____ DATASET RECORDS

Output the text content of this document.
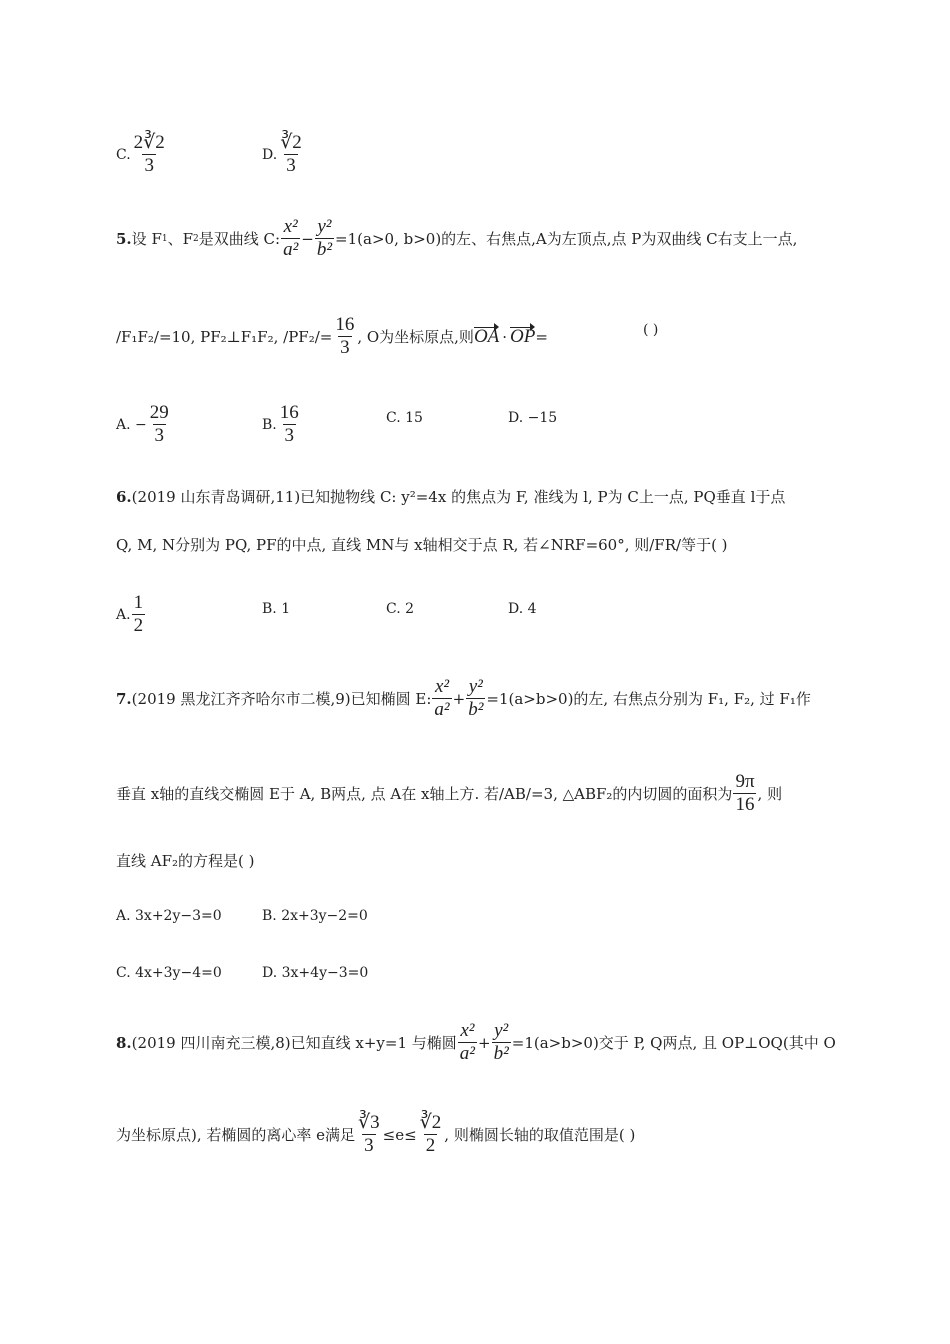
C. $\frac{2∛2}{3}$	D. $\frac{∛2}{3}$
5. 设 F 1 、F 2 是双曲线 C: $\frac{\text{x²}}{\text{a²}} - \frac{\text{y²}}{\text{b²}} =1(a>0$, b>0)的左、右焦点,A为左顶点,点 P为双曲线 C右支上一点,
/F₁F₂/=10, PF₂⊥F₁F₂, $/PF_2/= \frac{16}{3}$ , O为坐标原点,则 OA · OP =	( )
A. − $\frac{29}{3}$	B. $\frac{16}{3}$	C. 15	D. −15
6. (2019 山东青岛调研,11)已知抛物线 C: y²=4x 的焦点为 F, 准线为 l, P为 C上一点, PQ垂直 l于点
Q, M, N分别为 PQ, PF的中点, 直线 MN与 x轴相交于点 R, 若∠NRF=60°, 则/FR/等于( )
A. $\frac{1}{2}$	B. 1	C. 2	D. 4
7. (2019 黑龙江齐齐哈尔市二模,9)已知椭圆 E: $\frac{\text{x²}}{\text{a²}} + \frac{\text{y²}}{\text{b²}} =1(a>b>0)$的左, 右焦点分别为 F₁, F₂, 过 F₁作
垂直 x轴的直线交椭圆 E于 A, B两点, 点 A在 x轴上方. 若/AB/=3, △ABF₂的内切圆的面积为 $\frac{9\pi}{16}$ , 则
直线 AF₂的方程是( )
A. 3x+2y−3=0	B. 2x+3y−2=0
C. 4x+3y−4=0	D. 3x+4y−3=0
8. (2019 四川南充三模,8)已知直线 x+y=1 与椭圆 $\frac{\text{x²}}{\text{a²}} + \frac{\text{y²}}{\text{b²}} =1(a>b>0)$交于 P, Q两点, 且 OP⊥OQ(其中 O
为坐标原点), 若椭圆的离心率 e满足 $\frac{∛3}{3} \le e\le \frac{∛2}{2}$ , 则椭圆长轴的取值范围是( )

________

__TASK TO CARRY OUT__
Omit the images and transcribe all of the records above word for word.

__REPLY__
Output the text content of this document.
C. $\frac{2∛2}{3}$	D. $\frac{∛2}{3}$
5. 设 F 1 、F 2 是双曲线 C: $\frac{\text{x²}}{\text{a²}} - \frac{\text{y²}}{\text{b²}} =1(a>0$, b>0)的左、右焦点,A为左顶点,点 P为双曲线 C右支上一点,
/F₁F₂/=10, PF₂⊥F₁F₂, $/PF_2/= \frac{16}{3}$ , O为坐标原点,则 OA · OP =	( )
A. − $\frac{29}{3}$	B. $\frac{16}{3}$	C. 15	D. −15
6. (2019 山东青岛调研,11)已知抛物线 C: y²=4x 的焦点为 F, 准线为 l, P为 C上一点, PQ垂直 l于点
Q, M, N分别为 PQ, PF的中点, 直线 MN与 x轴相交于点 R, 若∠NRF=60°, 则/FR/等于( )
A. $\frac{1}{2}$	B. 1	C. 2	D. 4
7. (2019 黑龙江齐齐哈尔市二模,9)已知椭圆 E: $\frac{\text{x²}}{\text{a²}} + \frac{\text{y²}}{\text{b²}} =1(a>b>0)$的左, 右焦点分别为 F₁, F₂, 过 F₁作
垂直 x轴的直线交椭圆 E于 A, B两点, 点 A在 x轴上方. 若/AB/=3, △ABF₂的内切圆的面积为 $\frac{9\pi}{16}$ , 则
直线 AF₂的方程是( )
A. 3x+2y−3=0	B. 2x+3y−2=0
C. 4x+3y−4=0	D. 3x+4y−3=0
8. (2019 四川南充三模,8)已知直线 x+y=1 与椭圆 $\frac{\text{x²}}{\text{a²}} + \frac{\text{y²}}{\text{b²}} =1(a>b>0)$交于 P, Q两点, 且 OP⊥OQ(其中 O
为坐标原点), 若椭圆的离心率 e满足 $\frac{∛3}{3} \le e\le \frac{∛2}{2}$ , 则椭圆长轴的取值范围是( )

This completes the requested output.